*Dataset records*:
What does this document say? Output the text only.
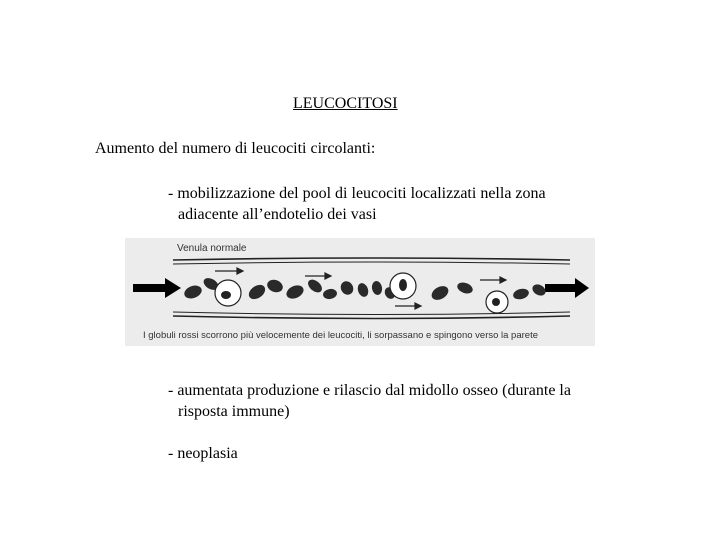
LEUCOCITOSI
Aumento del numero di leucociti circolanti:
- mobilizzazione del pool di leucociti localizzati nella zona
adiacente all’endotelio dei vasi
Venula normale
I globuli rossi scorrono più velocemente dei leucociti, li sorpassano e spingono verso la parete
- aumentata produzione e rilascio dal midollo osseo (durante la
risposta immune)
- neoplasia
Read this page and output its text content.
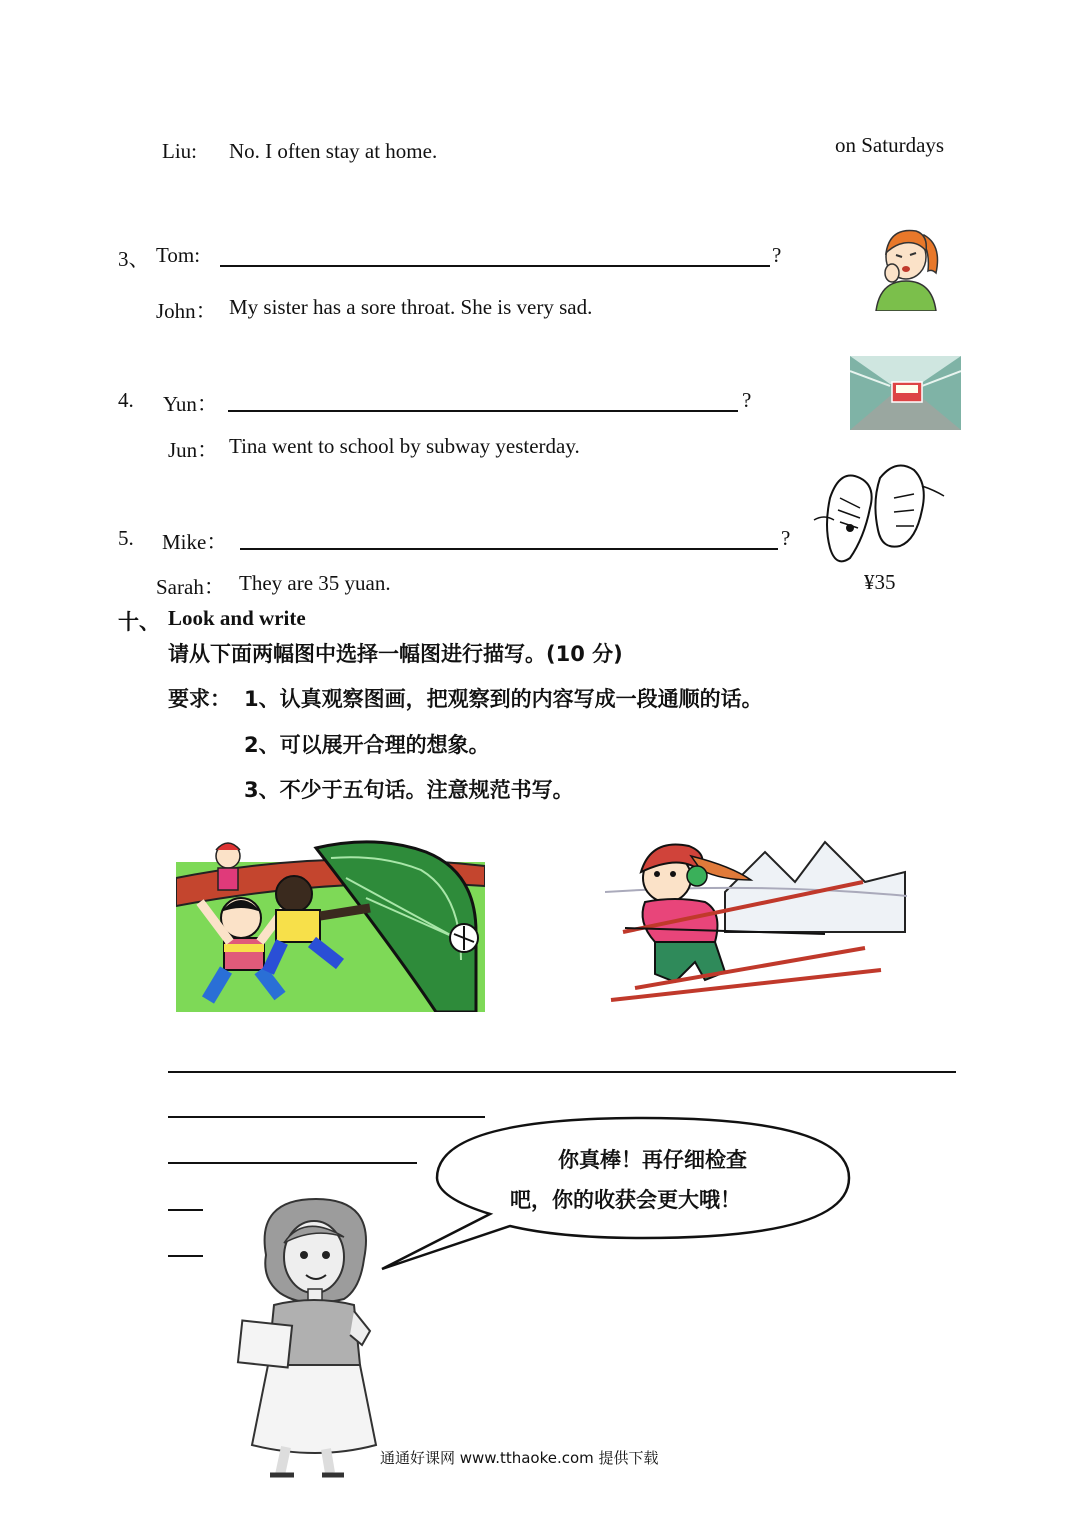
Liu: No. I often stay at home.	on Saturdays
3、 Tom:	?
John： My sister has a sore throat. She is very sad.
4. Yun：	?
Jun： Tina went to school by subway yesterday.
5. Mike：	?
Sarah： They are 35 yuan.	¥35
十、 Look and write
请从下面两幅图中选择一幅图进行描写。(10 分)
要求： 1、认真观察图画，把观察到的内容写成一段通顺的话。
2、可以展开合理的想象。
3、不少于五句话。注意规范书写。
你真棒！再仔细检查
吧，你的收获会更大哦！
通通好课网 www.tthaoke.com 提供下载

*Requirements*:
Pull out every line of the records that includes the string "leucociti".

*Worked solution*:
Aumento del numero di leucociti circolanti:
- mobilizzazione del pool di leucociti localizzati nella zona
I globuli rossi scorrono più velocemente dei leucociti, li sorpassano e spingono verso la parete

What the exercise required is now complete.